### GOAL
Make an exact copy of the records, dropping all pictures.

### ROWS
· · ·
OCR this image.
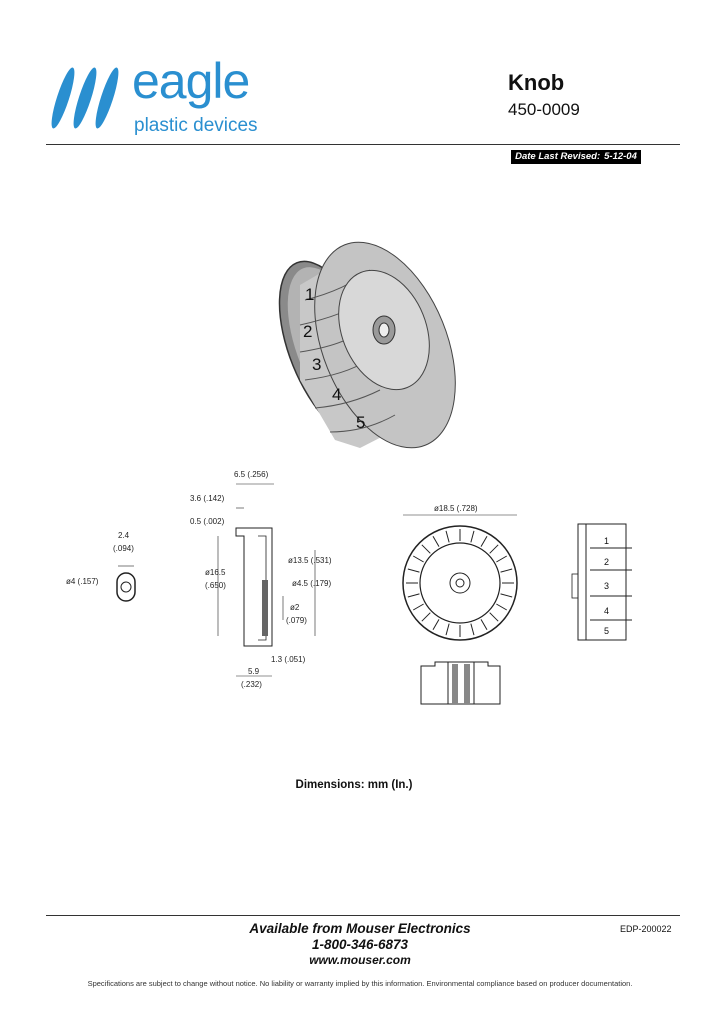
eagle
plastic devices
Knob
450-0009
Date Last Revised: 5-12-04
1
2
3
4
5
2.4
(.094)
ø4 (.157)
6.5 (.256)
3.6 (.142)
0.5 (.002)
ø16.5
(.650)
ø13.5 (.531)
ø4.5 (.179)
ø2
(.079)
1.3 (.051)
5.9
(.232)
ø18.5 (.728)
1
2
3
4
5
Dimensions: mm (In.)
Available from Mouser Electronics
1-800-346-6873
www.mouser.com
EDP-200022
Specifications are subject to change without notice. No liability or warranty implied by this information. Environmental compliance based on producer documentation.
· · ·
### SOLUTION FOR THIS PROBLEM
OCR this image.
eagle
plastic devices
Knob
450-0009
Date Last Revised: 5-12-04
1
2
3
4
5
2.4
(.094)
ø4 (.157)
6.5 (.256)
3.6 (.142)
0.5 (.002)
ø16.5
(.650)
ø13.5 (.531)
ø4.5 (.179)
ø2
(.079)
1.3 (.051)
5.9
(.232)
ø18.5 (.728)
1
2
3
4
5
Dimensions: mm (In.)
Available from Mouser Electronics
1-800-346-6873
www.mouser.com
EDP-200022
Specifications are subject to change without notice. No liability or warranty implied by this information. Environmental compliance based on producer documentation.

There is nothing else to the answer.